Give the number of lines in the records below that include "through", and nothing more.

--- Record excerpts ---

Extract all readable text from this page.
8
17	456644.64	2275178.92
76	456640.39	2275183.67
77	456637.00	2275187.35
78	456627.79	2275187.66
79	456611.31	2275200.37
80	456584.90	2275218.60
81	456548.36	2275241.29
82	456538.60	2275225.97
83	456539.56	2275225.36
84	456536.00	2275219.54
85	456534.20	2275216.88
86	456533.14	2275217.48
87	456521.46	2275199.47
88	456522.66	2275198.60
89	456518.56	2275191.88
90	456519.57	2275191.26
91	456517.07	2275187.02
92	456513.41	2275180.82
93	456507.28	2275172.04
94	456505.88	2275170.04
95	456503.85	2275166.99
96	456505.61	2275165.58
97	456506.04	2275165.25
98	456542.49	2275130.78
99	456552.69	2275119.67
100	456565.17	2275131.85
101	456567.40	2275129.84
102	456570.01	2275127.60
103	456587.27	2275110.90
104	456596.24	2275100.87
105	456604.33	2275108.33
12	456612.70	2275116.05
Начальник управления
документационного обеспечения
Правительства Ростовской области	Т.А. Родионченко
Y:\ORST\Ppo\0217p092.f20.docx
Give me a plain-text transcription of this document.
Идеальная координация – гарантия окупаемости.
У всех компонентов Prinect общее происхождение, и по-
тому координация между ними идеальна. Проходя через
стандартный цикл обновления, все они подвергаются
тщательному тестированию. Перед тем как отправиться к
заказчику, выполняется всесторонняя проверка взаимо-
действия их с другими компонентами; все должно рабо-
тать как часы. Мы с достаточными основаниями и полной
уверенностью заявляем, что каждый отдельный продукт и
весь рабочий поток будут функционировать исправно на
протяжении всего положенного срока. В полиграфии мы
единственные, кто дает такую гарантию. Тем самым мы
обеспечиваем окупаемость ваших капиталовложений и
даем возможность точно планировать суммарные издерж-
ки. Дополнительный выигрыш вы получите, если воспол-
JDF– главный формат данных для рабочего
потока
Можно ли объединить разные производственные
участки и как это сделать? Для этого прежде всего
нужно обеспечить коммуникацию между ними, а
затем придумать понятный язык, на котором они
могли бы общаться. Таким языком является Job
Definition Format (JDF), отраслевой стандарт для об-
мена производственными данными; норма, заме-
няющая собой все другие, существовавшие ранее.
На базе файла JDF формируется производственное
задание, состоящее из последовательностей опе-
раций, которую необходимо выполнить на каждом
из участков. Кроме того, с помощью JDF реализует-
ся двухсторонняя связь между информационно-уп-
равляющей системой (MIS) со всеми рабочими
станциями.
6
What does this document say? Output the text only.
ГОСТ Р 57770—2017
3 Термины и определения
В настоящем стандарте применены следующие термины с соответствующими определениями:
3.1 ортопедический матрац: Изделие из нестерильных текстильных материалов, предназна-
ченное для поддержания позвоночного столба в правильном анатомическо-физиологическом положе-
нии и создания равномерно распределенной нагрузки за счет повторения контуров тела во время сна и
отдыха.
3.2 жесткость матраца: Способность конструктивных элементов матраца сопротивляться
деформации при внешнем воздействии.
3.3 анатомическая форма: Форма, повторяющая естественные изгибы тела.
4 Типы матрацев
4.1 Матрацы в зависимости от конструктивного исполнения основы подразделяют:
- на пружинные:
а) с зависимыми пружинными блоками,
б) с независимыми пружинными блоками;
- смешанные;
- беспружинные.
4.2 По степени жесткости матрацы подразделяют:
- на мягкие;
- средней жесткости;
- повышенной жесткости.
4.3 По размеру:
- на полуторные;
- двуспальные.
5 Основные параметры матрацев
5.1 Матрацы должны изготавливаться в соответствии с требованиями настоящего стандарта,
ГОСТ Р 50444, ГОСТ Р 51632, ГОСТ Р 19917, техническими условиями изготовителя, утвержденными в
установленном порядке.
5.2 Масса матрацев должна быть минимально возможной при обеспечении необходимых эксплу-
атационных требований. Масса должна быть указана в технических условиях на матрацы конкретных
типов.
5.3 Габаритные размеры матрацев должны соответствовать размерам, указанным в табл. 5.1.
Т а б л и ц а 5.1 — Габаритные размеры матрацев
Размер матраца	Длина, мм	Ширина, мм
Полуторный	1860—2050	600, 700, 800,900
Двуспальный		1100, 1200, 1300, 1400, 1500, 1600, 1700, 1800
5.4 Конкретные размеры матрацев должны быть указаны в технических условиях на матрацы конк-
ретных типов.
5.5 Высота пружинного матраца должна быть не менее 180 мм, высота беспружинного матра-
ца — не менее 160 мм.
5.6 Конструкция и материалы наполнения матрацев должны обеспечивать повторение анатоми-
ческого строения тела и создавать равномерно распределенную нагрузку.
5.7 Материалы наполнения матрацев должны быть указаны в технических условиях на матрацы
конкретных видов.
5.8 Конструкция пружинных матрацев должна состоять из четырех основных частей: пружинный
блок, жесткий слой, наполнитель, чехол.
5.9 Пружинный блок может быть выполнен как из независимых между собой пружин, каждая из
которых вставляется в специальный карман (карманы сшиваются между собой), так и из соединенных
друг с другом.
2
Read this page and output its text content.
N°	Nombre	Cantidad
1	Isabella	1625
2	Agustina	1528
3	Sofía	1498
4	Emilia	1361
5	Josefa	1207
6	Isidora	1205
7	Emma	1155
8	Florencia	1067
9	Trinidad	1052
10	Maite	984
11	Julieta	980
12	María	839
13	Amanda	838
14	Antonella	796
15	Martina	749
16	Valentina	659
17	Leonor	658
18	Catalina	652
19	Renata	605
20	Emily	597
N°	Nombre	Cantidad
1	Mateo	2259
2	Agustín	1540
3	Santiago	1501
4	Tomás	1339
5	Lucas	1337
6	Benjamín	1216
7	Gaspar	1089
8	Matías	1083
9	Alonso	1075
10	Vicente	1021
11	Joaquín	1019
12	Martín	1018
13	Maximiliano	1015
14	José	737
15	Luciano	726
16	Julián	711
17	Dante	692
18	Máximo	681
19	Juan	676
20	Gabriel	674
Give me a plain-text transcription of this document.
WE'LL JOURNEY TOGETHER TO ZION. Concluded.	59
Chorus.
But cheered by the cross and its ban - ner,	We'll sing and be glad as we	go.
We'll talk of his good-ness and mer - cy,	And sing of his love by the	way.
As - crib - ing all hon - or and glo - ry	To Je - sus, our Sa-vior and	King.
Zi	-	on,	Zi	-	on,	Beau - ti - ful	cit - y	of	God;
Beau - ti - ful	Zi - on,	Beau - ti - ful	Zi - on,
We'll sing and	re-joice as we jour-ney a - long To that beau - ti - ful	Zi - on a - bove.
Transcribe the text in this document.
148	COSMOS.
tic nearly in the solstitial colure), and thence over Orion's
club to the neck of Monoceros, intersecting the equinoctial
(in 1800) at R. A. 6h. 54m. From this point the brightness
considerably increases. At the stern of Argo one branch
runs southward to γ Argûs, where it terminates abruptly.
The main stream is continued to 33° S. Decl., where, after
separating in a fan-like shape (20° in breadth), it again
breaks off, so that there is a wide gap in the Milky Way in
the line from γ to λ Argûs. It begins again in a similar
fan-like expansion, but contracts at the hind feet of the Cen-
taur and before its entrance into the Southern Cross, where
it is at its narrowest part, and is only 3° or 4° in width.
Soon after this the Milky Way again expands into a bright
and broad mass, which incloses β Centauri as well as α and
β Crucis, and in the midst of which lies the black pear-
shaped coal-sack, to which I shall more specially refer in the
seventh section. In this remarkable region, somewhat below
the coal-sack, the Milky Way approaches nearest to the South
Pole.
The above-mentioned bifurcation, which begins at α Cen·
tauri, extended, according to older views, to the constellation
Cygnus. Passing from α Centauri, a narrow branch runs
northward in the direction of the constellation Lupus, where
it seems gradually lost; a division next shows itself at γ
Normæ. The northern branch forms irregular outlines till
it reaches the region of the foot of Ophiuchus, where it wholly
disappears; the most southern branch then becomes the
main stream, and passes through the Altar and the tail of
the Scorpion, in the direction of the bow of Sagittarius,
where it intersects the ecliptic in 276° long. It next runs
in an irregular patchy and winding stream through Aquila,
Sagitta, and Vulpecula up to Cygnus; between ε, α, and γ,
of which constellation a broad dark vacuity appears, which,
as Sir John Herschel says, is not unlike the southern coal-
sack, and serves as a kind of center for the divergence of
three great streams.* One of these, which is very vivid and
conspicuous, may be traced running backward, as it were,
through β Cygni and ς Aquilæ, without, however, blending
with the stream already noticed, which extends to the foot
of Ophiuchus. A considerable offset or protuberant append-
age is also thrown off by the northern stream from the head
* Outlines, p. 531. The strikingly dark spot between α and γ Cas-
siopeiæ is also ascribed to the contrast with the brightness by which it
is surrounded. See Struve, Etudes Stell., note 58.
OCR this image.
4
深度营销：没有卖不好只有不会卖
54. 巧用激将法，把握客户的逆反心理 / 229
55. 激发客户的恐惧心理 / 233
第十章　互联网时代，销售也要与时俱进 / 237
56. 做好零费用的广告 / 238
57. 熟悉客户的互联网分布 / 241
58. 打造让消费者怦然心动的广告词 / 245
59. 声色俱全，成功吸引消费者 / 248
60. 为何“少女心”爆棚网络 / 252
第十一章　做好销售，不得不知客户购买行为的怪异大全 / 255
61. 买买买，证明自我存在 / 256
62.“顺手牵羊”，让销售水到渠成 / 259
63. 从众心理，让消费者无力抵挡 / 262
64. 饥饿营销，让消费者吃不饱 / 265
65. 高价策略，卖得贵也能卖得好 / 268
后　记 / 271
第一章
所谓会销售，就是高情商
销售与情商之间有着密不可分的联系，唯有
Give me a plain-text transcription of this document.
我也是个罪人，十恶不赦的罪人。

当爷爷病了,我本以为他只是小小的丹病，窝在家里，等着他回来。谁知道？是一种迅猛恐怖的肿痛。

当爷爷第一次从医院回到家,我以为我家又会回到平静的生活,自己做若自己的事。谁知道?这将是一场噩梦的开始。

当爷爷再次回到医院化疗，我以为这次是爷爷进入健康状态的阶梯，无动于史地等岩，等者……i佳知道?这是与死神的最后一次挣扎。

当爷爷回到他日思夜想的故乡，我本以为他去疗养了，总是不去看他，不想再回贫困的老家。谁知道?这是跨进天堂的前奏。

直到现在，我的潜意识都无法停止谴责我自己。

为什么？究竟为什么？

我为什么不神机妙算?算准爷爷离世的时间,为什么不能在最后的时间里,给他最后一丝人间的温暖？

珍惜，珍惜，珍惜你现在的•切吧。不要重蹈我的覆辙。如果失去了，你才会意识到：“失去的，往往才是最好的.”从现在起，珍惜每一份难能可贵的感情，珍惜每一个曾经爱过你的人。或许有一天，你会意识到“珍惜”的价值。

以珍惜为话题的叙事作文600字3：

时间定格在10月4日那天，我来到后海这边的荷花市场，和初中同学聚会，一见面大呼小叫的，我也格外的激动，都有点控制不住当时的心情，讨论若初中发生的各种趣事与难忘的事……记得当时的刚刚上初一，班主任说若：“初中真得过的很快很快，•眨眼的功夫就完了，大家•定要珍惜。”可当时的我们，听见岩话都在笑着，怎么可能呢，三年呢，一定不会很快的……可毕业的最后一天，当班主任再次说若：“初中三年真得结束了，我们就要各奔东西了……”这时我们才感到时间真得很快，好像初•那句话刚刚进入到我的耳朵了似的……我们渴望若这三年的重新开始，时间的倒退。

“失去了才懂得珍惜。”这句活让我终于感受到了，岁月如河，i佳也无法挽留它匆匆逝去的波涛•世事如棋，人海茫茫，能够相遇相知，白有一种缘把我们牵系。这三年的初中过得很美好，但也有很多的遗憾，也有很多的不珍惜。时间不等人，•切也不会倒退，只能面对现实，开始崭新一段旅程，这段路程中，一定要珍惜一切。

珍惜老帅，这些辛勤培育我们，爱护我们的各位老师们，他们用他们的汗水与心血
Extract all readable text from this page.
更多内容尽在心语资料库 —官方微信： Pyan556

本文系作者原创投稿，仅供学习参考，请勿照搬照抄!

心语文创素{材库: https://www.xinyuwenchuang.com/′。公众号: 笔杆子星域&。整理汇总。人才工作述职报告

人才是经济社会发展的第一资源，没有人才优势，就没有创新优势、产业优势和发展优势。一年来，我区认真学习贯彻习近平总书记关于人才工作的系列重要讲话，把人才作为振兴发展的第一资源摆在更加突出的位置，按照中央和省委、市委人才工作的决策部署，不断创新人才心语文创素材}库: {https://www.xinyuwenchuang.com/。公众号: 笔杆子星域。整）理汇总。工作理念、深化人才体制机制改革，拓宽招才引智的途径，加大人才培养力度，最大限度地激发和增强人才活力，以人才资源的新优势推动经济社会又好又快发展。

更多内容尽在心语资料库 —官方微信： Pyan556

---

_Result of this exercise_
3